Exercise brief — Pictures stay out; everything else in the records below is copied exactly.

Dataset extract —
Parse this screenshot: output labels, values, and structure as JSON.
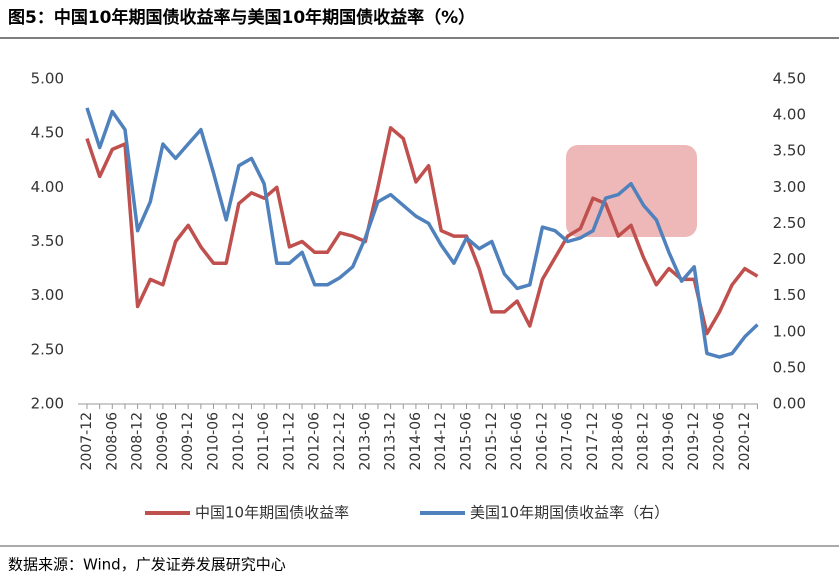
{
  "chart_data": {
    "type": "line",
    "title": "图5：中国10年期国债收益率与美国10年期国债收益率（%）",
    "source": "数据来源：Wind，广发证券发展研究中心",
    "categories": [
      "2007-12",
      null,
      "2008-06",
      null,
      "2008-12",
      null,
      "2009-06",
      null,
      "2009-12",
      null,
      "2010-06",
      null,
      "2010-12",
      null,
      "2011-06",
      null,
      "2011-12",
      null,
      "2012-06",
      null,
      "2012-12",
      null,
      "2013-06",
      null,
      "2013-12",
      null,
      "2014-06",
      null,
      "2014-12",
      null,
      "2015-06",
      null,
      "2015-12",
      null,
      "2016-06",
      null,
      "2016-12",
      null,
      "2017-06",
      null,
      "2017-12",
      null,
      "2018-06",
      null,
      "2018-12",
      null,
      "2019-06",
      null,
      "2019-12",
      null,
      "2020-06",
      null,
      "2020-12",
      null
    ],
    "series": [
      {
        "name": "中国10年期国债收益率",
        "color": "#c0504d",
        "values": [
          4.45,
          4.1,
          4.35,
          4.4,
          2.9,
          3.15,
          3.1,
          3.5,
          3.65,
          3.45,
          3.3,
          3.3,
          3.85,
          3.95,
          3.9,
          4.0,
          3.45,
          3.5,
          3.4,
          3.4,
          3.58,
          3.55,
          3.5,
          4.0,
          4.55,
          4.45,
          4.05,
          4.2,
          3.6,
          3.55,
          3.55,
          3.25,
          2.85,
          2.85,
          2.95,
          2.72,
          3.15,
          3.35,
          3.55,
          3.62,
          3.9,
          3.85,
          3.55,
          3.65,
          3.35,
          3.1,
          3.25,
          3.15,
          3.15,
          2.65,
          2.85,
          3.1,
          3.25,
          3.18
        ]
      },
      {
        "name": "美国10年期国债收益率（右）",
        "color": "#4f81bd",
        "axis": "y2",
        "values": [
          4.1,
          3.55,
          4.05,
          3.8,
          2.4,
          2.8,
          3.6,
          3.4,
          3.6,
          3.8,
          3.2,
          2.55,
          3.3,
          3.4,
          3.05,
          1.95,
          1.95,
          2.1,
          1.65,
          1.65,
          1.75,
          1.9,
          2.3,
          2.8,
          2.9,
          2.75,
          2.6,
          2.5,
          2.2,
          1.95,
          2.3,
          2.15,
          2.25,
          1.8,
          1.6,
          1.65,
          2.45,
          2.4,
          2.25,
          2.3,
          2.4,
          2.85,
          2.9,
          3.05,
          2.75,
          2.55,
          2.1,
          1.7,
          1.9,
          0.7,
          0.65,
          0.7,
          0.93,
          1.1
        ]
      }
    ],
    "ylim": [
      2,
      5
    ],
    "yticks": [
      {
        "value": 2,
        "label": "2.00"
      },
      {
        "value": 2.5,
        "label": "2.50"
      },
      {
        "value": 3,
        "label": "3.00"
      },
      {
        "value": 3.5,
        "label": "3.50"
      },
      {
        "value": 4,
        "label": "4.00"
      },
      {
        "value": 4.5,
        "label": "4.50"
      },
      {
        "value": 5,
        "label": "5.00"
      }
    ],
    "y2lim": [
      0,
      4.5
    ],
    "y2ticks": [
      {
        "value": 0,
        "label": "0.00"
      },
      {
        "value": 0.5,
        "label": "0.50"
      },
      {
        "value": 1,
        "label": "1.00"
      },
      {
        "value": 1.5,
        "label": "1.50"
      },
      {
        "value": 2,
        "label": "2.00"
      },
      {
        "value": 2.5,
        "label": "2.50"
      },
      {
        "value": 3,
        "label": "3.00"
      },
      {
        "value": 3.5,
        "label": "3.50"
      },
      {
        "value": 4,
        "label": "4.00"
      },
      {
        "value": 4.5,
        "label": "4.50"
      }
    ],
    "grid": false,
    "legend": "bottom"
  }
}
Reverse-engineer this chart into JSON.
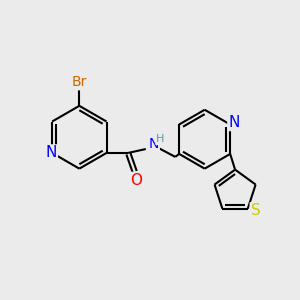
{
  "bg_color": "#ebebeb",
  "atom_colors": {
    "N": "#0000ff",
    "O": "#ff0000",
    "Br": "#cc6600",
    "S": "#cccc00",
    "H": "#5a9ea0",
    "C": "#000000"
  },
  "font_size": 9,
  "fig_size": [
    3.0,
    3.0
  ],
  "dpi": 100
}
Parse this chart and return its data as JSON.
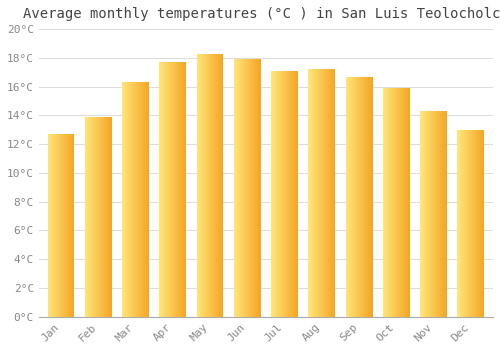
{
  "title": "Average monthly temperatures (°C ) in San Luis Teolocholco",
  "months": [
    "Jan",
    "Feb",
    "Mar",
    "Apr",
    "May",
    "Jun",
    "Jul",
    "Aug",
    "Sep",
    "Oct",
    "Nov",
    "Dec"
  ],
  "values": [
    12.7,
    13.9,
    16.3,
    17.7,
    18.3,
    17.9,
    17.1,
    17.2,
    16.7,
    15.9,
    14.3,
    13.0
  ],
  "bar_color_main": "#F5A623",
  "bar_color_light": "#FDE68A",
  "background_color": "#FFFFFF",
  "grid_color": "#DDDDDD",
  "title_color": "#444444",
  "tick_color": "#888888",
  "spine_color": "#AAAAAA",
  "ylim": [
    0,
    20
  ],
  "ytick_step": 2,
  "title_fontsize": 10,
  "tick_fontsize": 8,
  "font_family": "monospace"
}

Output of the task —
Parse this screenshot: output labels, values, and structure as JSON.
{
  "chart_data": {
    "type": "line",
    "title": "图5：中国10年期国债收益率与美国10年期国债收益率（%）",
    "source": "数据来源：Wind，广发证券发展研究中心",
    "categories": [
      "2007-12",
      null,
      "2008-06",
      null,
      "2008-12",
      null,
      "2009-06",
      null,
      "2009-12",
      null,
      "2010-06",
      null,
      "2010-12",
      null,
      "2011-06",
      null,
      "2011-12",
      null,
      "2012-06",
      null,
      "2012-12",
      null,
      "2013-06",
      null,
      "2013-12",
      null,
      "2014-06",
      null,
      "2014-12",
      null,
      "2015-06",
      null,
      "2015-12",
      null,
      "2016-06",
      null,
      "2016-12",
      null,
      "2017-06",
      null,
      "2017-12",
      null,
      "2018-06",
      null,
      "2018-12",
      null,
      "2019-06",
      null,
      "2019-12",
      null,
      "2020-06",
      null,
      "2020-12",
      null
    ],
    "series": [
      {
        "name": "中国10年期国债收益率",
        "color": "#c0504d",
        "values": [
          4.45,
          4.1,
          4.35,
          4.4,
          2.9,
          3.15,
          3.1,
          3.5,
          3.65,
          3.45,
          3.3,
          3.3,
          3.85,
          3.95,
          3.9,
          4.0,
          3.45,
          3.5,
          3.4,
          3.4,
          3.58,
          3.55,
          3.5,
          4.0,
          4.55,
          4.45,
          4.05,
          4.2,
          3.6,
          3.55,
          3.55,
          3.25,
          2.85,
          2.85,
          2.95,
          2.72,
          3.15,
          3.35,
          3.55,
          3.62,
          3.9,
          3.85,
          3.55,
          3.65,
          3.35,
          3.1,
          3.25,
          3.15,
          3.15,
          2.65,
          2.85,
          3.1,
          3.25,
          3.18
        ]
      },
      {
        "name": "美国10年期国债收益率（右）",
        "color": "#4f81bd",
        "axis": "y2",
        "values": [
          4.1,
          3.55,
          4.05,
          3.8,
          2.4,
          2.8,
          3.6,
          3.4,
          3.6,
          3.8,
          3.2,
          2.55,
          3.3,
          3.4,
          3.05,
          1.95,
          1.95,
          2.1,
          1.65,
          1.65,
          1.75,
          1.9,
          2.3,
          2.8,
          2.9,
          2.75,
          2.6,
          2.5,
          2.2,
          1.95,
          2.3,
          2.15,
          2.25,
          1.8,
          1.6,
          1.65,
          2.45,
          2.4,
          2.25,
          2.3,
          2.4,
          2.85,
          2.9,
          3.05,
          2.75,
          2.55,
          2.1,
          1.7,
          1.9,
          0.7,
          0.65,
          0.7,
          0.93,
          1.1
        ]
      }
    ],
    "ylim": [
      2,
      5
    ],
    "yticks": [
      {
        "value": 2,
        "label": "2.00"
      },
      {
        "value": 2.5,
        "label": "2.50"
      },
      {
        "value": 3,
        "label": "3.00"
      },
      {
        "value": 3.5,
        "label": "3.50"
      },
      {
        "value": 4,
        "label": "4.00"
      },
      {
        "value": 4.5,
        "label": "4.50"
      },
      {
        "value": 5,
        "label": "5.00"
      }
    ],
    "y2lim": [
      0,
      4.5
    ],
    "y2ticks": [
      {
        "value": 0,
        "label": "0.00"
      },
      {
        "value": 0.5,
        "label": "0.50"
      },
      {
        "value": 1,
        "label": "1.00"
      },
      {
        "value": 1.5,
        "label": "1.50"
      },
      {
        "value": 2,
        "label": "2.00"
      },
      {
        "value": 2.5,
        "label": "2.50"
      },
      {
        "value": 3,
        "label": "3.00"
      },
      {
        "value": 3.5,
        "label": "3.50"
      },
      {
        "value": 4,
        "label": "4.00"
      },
      {
        "value": 4.5,
        "label": "4.50"
      }
    ],
    "grid": false,
    "legend": "bottom"
  }
}
Reverse-engineer this chart into JSON.
{
  "bg_color": "#ebebeb",
  "atom_colors": {
    "N": "#0000ff",
    "O": "#ff0000",
    "Br": "#cc6600",
    "S": "#cccc00",
    "H": "#5a9ea0",
    "C": "#000000"
  },
  "font_size": 9,
  "fig_size": [
    3.0,
    3.0
  ],
  "dpi": 100
}
Parse this chart and return its data as JSON.
{
  "title": "Average monthly temperatures (°C ) in San Luis Teolocholco",
  "months": [
    "Jan",
    "Feb",
    "Mar",
    "Apr",
    "May",
    "Jun",
    "Jul",
    "Aug",
    "Sep",
    "Oct",
    "Nov",
    "Dec"
  ],
  "values": [
    12.7,
    13.9,
    16.3,
    17.7,
    18.3,
    17.9,
    17.1,
    17.2,
    16.7,
    15.9,
    14.3,
    13.0
  ],
  "bar_color_main": "#F5A623",
  "bar_color_light": "#FDE68A",
  "background_color": "#FFFFFF",
  "grid_color": "#DDDDDD",
  "title_color": "#444444",
  "tick_color": "#888888",
  "spine_color": "#AAAAAA",
  "ylim": [
    0,
    20
  ],
  "ytick_step": 2,
  "title_fontsize": 10,
  "tick_fontsize": 8,
  "font_family": "monospace"
}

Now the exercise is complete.